**Do this:**
Wherever the word "color" shows up in a line, please copy that line.

Figure contents as structured data
◇ ◇ ◇ ◇ ◇

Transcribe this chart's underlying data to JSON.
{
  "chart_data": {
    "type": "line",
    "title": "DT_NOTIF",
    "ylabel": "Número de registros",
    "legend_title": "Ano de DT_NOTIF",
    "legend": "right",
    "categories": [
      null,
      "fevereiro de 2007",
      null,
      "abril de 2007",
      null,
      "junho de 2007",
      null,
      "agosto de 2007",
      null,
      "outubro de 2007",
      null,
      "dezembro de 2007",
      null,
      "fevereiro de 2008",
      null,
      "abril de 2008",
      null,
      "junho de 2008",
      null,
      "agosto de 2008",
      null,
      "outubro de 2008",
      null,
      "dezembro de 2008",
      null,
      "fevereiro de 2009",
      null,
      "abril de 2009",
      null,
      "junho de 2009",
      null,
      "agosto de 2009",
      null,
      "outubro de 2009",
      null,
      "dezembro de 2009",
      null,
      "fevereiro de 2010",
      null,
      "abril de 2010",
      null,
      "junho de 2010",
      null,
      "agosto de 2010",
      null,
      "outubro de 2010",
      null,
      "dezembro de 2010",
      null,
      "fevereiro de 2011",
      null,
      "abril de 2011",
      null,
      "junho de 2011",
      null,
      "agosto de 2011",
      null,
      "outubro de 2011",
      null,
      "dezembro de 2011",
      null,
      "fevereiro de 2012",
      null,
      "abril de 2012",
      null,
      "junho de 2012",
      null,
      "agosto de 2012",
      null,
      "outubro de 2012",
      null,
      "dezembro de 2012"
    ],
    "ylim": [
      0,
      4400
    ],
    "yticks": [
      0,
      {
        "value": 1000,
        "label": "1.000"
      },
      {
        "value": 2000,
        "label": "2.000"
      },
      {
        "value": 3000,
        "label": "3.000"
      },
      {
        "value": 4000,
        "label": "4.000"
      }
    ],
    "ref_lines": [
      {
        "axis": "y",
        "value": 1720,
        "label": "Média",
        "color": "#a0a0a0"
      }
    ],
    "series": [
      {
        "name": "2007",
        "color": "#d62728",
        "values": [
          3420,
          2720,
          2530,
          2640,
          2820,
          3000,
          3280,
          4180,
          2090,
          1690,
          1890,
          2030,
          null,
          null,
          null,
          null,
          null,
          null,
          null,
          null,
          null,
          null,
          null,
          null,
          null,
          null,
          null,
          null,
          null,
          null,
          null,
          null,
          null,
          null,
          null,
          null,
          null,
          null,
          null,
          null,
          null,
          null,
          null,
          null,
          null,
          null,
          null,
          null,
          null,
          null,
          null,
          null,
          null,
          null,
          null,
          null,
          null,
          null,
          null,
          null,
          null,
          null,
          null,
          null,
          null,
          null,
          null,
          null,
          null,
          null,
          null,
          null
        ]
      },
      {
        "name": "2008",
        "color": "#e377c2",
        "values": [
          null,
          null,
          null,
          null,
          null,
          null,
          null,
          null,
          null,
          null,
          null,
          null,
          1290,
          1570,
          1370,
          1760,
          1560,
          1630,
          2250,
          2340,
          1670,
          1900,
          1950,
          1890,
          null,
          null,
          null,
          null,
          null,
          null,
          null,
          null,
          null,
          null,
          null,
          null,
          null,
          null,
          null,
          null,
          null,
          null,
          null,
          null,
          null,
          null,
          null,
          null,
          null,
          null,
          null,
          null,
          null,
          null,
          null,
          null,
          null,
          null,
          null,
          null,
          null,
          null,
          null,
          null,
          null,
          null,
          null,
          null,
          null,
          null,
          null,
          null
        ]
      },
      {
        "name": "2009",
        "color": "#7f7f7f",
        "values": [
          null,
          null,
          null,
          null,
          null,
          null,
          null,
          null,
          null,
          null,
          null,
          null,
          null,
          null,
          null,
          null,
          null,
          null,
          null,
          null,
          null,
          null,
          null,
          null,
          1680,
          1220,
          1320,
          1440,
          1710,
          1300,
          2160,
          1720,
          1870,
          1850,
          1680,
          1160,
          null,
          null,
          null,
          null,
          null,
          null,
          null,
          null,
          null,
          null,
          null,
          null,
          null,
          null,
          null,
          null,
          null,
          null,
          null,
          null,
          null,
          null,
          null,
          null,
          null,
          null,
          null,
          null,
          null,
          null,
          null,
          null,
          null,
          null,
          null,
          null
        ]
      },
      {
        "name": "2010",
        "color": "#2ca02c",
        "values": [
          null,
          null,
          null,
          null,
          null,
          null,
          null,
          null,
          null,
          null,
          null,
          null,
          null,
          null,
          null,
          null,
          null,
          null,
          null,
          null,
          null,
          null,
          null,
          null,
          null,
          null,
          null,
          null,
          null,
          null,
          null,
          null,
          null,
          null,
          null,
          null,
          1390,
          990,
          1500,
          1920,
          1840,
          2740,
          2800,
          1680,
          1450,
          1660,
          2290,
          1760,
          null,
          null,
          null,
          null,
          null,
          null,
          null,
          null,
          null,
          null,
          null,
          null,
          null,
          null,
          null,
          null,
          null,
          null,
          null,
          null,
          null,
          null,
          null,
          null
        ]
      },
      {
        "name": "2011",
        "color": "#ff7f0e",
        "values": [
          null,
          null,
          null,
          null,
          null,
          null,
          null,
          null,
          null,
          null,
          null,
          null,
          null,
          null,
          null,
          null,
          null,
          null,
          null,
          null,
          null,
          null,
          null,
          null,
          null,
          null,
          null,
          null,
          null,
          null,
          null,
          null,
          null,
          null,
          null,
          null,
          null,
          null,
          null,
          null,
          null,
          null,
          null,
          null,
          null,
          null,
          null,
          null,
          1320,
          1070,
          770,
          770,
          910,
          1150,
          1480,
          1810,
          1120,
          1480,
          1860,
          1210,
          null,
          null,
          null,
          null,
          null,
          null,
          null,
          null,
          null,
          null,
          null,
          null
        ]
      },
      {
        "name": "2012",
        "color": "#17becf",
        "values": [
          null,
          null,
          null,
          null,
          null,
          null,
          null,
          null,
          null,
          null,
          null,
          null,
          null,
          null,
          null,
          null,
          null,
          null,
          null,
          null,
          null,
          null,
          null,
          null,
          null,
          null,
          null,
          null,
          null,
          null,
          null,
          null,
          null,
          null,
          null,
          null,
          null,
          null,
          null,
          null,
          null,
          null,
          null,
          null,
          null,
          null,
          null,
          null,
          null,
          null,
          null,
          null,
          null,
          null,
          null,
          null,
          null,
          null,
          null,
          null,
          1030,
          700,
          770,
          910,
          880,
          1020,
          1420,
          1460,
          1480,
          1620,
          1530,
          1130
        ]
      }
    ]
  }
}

◇ ◇ ◇ ◇ ◇

**Response to the exercise:**
        "color": "#a0a0a0"
        "color": "#d62728",
        "color": "#e377c2",
        "color": "#7f7f7f",
        "color": "#2ca02c",
        "color": "#ff7f0e",
        "color": "#17becf",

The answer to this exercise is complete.